YOUR OBJECTIVE:
Reproduce the listing below in its entirety. Change nothing.

RECORDS FOR THE EXERCISE:

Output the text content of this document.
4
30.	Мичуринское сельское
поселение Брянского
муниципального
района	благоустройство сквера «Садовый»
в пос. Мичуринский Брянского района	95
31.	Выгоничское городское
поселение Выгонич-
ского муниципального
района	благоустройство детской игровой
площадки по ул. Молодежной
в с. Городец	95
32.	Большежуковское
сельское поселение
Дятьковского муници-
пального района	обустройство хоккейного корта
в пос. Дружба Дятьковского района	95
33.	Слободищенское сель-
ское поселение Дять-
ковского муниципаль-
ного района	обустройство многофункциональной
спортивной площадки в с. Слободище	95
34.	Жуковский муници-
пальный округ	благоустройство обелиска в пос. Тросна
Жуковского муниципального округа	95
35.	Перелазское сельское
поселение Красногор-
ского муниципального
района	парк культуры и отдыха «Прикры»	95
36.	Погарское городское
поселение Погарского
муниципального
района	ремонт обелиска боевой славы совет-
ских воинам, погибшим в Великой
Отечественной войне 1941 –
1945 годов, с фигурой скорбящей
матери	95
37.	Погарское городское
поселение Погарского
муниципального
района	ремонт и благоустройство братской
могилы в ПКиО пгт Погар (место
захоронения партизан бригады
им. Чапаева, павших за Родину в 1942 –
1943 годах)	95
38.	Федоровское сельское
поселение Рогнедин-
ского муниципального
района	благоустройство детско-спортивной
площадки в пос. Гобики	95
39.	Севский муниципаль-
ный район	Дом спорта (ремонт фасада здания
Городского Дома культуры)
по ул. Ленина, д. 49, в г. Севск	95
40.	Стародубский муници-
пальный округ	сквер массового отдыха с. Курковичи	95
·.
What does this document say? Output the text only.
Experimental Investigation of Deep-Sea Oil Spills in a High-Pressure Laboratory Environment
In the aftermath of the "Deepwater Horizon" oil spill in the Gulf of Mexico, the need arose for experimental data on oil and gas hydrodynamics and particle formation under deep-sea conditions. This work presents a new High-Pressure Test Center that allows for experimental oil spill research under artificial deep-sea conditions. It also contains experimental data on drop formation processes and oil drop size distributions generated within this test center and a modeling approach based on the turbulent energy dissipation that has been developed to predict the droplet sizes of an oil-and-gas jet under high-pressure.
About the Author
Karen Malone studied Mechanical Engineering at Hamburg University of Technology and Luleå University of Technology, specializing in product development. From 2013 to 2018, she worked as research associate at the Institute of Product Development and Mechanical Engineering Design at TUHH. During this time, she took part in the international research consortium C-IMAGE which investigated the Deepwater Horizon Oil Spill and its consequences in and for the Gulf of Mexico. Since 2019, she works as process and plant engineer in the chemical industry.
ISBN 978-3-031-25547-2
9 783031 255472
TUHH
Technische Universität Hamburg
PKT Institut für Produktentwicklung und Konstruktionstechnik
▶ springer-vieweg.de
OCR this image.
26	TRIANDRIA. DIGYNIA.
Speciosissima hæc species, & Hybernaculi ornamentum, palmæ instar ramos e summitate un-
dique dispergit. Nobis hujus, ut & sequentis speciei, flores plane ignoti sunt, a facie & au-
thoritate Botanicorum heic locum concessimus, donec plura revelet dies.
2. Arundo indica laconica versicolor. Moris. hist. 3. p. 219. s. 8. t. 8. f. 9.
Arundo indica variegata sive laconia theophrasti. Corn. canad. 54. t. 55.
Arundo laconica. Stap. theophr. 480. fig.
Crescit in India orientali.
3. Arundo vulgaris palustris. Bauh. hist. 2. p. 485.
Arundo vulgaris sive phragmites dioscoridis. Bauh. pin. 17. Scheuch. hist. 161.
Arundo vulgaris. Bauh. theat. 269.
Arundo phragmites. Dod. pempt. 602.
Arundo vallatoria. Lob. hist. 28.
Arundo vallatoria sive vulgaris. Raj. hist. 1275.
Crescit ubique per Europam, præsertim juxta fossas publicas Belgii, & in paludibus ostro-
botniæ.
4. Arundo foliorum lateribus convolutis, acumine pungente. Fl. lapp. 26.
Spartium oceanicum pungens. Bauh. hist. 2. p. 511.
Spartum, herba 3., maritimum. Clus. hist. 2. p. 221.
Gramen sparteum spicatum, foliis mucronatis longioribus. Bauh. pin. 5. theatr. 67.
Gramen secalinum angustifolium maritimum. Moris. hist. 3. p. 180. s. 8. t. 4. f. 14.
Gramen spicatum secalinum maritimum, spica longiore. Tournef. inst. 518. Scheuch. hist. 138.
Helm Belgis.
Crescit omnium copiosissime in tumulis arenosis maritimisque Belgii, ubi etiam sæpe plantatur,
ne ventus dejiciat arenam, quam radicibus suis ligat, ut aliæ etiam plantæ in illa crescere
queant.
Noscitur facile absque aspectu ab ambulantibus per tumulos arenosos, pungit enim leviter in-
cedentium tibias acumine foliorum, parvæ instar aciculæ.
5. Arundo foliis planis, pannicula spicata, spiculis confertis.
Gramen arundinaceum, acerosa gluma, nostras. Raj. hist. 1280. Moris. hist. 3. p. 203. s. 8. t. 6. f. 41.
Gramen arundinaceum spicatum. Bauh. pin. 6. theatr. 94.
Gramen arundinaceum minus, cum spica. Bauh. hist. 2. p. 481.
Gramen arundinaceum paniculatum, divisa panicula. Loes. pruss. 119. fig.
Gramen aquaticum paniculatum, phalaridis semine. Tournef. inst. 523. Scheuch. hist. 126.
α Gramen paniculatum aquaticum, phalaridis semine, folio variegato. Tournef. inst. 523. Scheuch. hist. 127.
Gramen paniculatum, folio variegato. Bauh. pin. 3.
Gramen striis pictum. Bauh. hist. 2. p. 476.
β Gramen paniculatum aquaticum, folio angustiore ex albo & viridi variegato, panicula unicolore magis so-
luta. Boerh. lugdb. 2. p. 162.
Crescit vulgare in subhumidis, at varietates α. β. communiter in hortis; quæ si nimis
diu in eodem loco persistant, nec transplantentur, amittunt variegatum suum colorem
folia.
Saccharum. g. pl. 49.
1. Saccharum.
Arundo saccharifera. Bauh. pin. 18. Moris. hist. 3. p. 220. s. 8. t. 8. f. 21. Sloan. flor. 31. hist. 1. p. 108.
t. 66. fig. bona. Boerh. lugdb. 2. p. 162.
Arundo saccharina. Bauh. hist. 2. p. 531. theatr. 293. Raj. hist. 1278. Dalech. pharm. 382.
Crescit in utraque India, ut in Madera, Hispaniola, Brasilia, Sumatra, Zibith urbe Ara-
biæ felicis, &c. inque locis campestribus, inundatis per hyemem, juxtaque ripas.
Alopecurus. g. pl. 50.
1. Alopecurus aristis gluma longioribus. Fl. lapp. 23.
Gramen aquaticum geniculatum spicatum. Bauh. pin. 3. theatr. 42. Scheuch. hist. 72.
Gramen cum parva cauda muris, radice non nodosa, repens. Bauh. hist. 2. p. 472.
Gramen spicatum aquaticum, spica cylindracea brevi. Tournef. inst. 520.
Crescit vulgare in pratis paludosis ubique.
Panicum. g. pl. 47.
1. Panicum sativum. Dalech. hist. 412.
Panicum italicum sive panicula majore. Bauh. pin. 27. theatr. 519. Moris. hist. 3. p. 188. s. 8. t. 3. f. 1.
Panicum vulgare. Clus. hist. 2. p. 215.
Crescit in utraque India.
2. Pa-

RESPONSE BELOW:
Output the text content of this document.
4
30.	Мичуринское сельское
поселение Брянского
муниципального
района	благоустройство сквера «Садовый»
в пос. Мичуринский Брянского района	95
31.	Выгоничское городское
поселение Выгонич-
ского муниципального
района	благоустройство детской игровой
площадки по ул. Молодежной
в с. Городец	95
32.	Большежуковское
сельское поселение
Дятьковского муници-
пального района	обустройство хоккейного корта
в пос. Дружба Дятьковского района	95
33.	Слободищенское сель-
ское поселение Дять-
ковского муниципаль-
ного района	обустройство многофункциональной
спортивной площадки в с. Слободище	95
34.	Жуковский муници-
пальный округ	благоустройство обелиска в пос. Тросна
Жуковского муниципального округа	95
35.	Перелазское сельское
поселение Красногор-
ского муниципального
района	парк культуры и отдыха «Прикры»	95
36.	Погарское городское
поселение Погарского
муниципального
района	ремонт обелиска боевой славы совет-
ских воинам, погибшим в Великой
Отечественной войне 1941 –
1945 годов, с фигурой скорбящей
матери	95
37.	Погарское городское
поселение Погарского
муниципального
района	ремонт и благоустройство братской
могилы в ПКиО пгт Погар (место
захоронения партизан бригады
им. Чапаева, павших за Родину в 1942 –
1943 годах)	95
38.	Федоровское сельское
поселение Рогнедин-
ского муниципального
района	благоустройство детско-спортивной
площадки в пос. Гобики	95
39.	Севский муниципаль-
ный район	Дом спорта (ремонт фасада здания
Городского Дома культуры)
по ул. Ленина, д. 49, в г. Севск	95
40.	Стародубский муници-
пальный округ	сквер массового отдыха с. Курковичи	95
·.
What does this document say? Output the text only.
Experimental Investigation of Deep-Sea Oil Spills in a High-Pressure Laboratory Environment
In the aftermath of the "Deepwater Horizon" oil spill in the Gulf of Mexico, the need arose for experimental data on oil and gas hydrodynamics and particle formation under deep-sea conditions. This work presents a new High-Pressure Test Center that allows for experimental oil spill research under artificial deep-sea conditions. It also contains experimental data on drop formation processes and oil drop size distributions generated within this test center and a modeling approach based on the turbulent energy dissipation that has been developed to predict the droplet sizes of an oil-and-gas jet under high-pressure.
About the Author
Karen Malone studied Mechanical Engineering at Hamburg University of Technology and Luleå University of Technology, specializing in product development. From 2013 to 2018, she worked as research associate at the Institute of Product Development and Mechanical Engineering Design at TUHH. During this time, she took part in the international research consortium C-IMAGE which investigated the Deepwater Horizon Oil Spill and its consequences in and for the Gulf of Mexico. Since 2019, she works as process and plant engineer in the chemical industry.
ISBN 978-3-031-25547-2
9 783031 255472
TUHH
Technische Universität Hamburg
PKT Institut für Produktentwicklung und Konstruktionstechnik
▶ springer-vieweg.de
OCR this image.
26	TRIANDRIA. DIGYNIA.
Speciosissima hæc species, & Hybernaculi ornamentum, palmæ instar ramos e summitate un-
dique dispergit. Nobis hujus, ut & sequentis speciei, flores plane ignoti sunt, a facie & au-
thoritate Botanicorum heic locum concessimus, donec plura revelet dies.
2. Arundo indica laconica versicolor. Moris. hist. 3. p. 219. s. 8. t. 8. f. 9.
Arundo indica variegata sive laconia theophrasti. Corn. canad. 54. t. 55.
Arundo laconica. Stap. theophr. 480. fig.
Crescit in India orientali.
3. Arundo vulgaris palustris. Bauh. hist. 2. p. 485.
Arundo vulgaris sive phragmites dioscoridis. Bauh. pin. 17. Scheuch. hist. 161.
Arundo vulgaris. Bauh. theat. 269.
Arundo phragmites. Dod. pempt. 602.
Arundo vallatoria. Lob. hist. 28.
Arundo vallatoria sive vulgaris. Raj. hist. 1275.
Crescit ubique per Europam, præsertim juxta fossas publicas Belgii, & in paludibus ostro-
botniæ.
4. Arundo foliorum lateribus convolutis, acumine pungente. Fl. lapp. 26.
Spartium oceanicum pungens. Bauh. hist. 2. p. 511.
Spartum, herba 3., maritimum. Clus. hist. 2. p. 221.
Gramen sparteum spicatum, foliis mucronatis longioribus. Bauh. pin. 5. theatr. 67.
Gramen secalinum angustifolium maritimum. Moris. hist. 3. p. 180. s. 8. t. 4. f. 14.
Gramen spicatum secalinum maritimum, spica longiore. Tournef. inst. 518. Scheuch. hist. 138.
Helm Belgis.
Crescit omnium copiosissime in tumulis arenosis maritimisque Belgii, ubi etiam sæpe plantatur,
ne ventus dejiciat arenam, quam radicibus suis ligat, ut aliæ etiam plantæ in illa crescere
queant.
Noscitur facile absque aspectu ab ambulantibus per tumulos arenosos, pungit enim leviter in-
cedentium tibias acumine foliorum, parvæ instar aciculæ.
5. Arundo foliis planis, pannicula spicata, spiculis confertis.
Gramen arundinaceum, acerosa gluma, nostras. Raj. hist. 1280. Moris. hist. 3. p. 203. s. 8. t. 6. f. 41.
Gramen arundinaceum spicatum. Bauh. pin. 6. theatr. 94.
Gramen arundinaceum minus, cum spica. Bauh. hist. 2. p. 481.
Gramen arundinaceum paniculatum, divisa panicula. Loes. pruss. 119. fig.
Gramen aquaticum paniculatum, phalaridis semine. Tournef. inst. 523. Scheuch. hist. 126.
α Gramen paniculatum aquaticum, phalaridis semine, folio variegato. Tournef. inst. 523. Scheuch. hist. 127.
Gramen paniculatum, folio variegato. Bauh. pin. 3.
Gramen striis pictum. Bauh. hist. 2. p. 476.
β Gramen paniculatum aquaticum, folio angustiore ex albo & viridi variegato, panicula unicolore magis so-
luta. Boerh. lugdb. 2. p. 162.
Crescit vulgare in subhumidis, at varietates α. β. communiter in hortis; quæ si nimis
diu in eodem loco persistant, nec transplantentur, amittunt variegatum suum colorem
folia.
Saccharum. g. pl. 49.
1. Saccharum.
Arundo saccharifera. Bauh. pin. 18. Moris. hist. 3. p. 220. s. 8. t. 8. f. 21. Sloan. flor. 31. hist. 1. p. 108.
t. 66. fig. bona. Boerh. lugdb. 2. p. 162.
Arundo saccharina. Bauh. hist. 2. p. 531. theatr. 293. Raj. hist. 1278. Dalech. pharm. 382.
Crescit in utraque India, ut in Madera, Hispaniola, Brasilia, Sumatra, Zibith urbe Ara-
biæ felicis, &c. inque locis campestribus, inundatis per hyemem, juxtaque ripas.
Alopecurus. g. pl. 50.
1. Alopecurus aristis gluma longioribus. Fl. lapp. 23.
Gramen aquaticum geniculatum spicatum. Bauh. pin. 3. theatr. 42. Scheuch. hist. 72.
Gramen cum parva cauda muris, radice non nodosa, repens. Bauh. hist. 2. p. 472.
Gramen spicatum aquaticum, spica cylindracea brevi. Tournef. inst. 520.
Crescit vulgare in pratis paludosis ubique.
Panicum. g. pl. 47.
1. Panicum sativum. Dalech. hist. 412.
Panicum italicum sive panicula majore. Bauh. pin. 27. theatr. 519. Moris. hist. 3. p. 188. s. 8. t. 3. f. 1.
Panicum vulgare. Clus. hist. 2. p. 215.
Crescit in utraque India.
2. Pa-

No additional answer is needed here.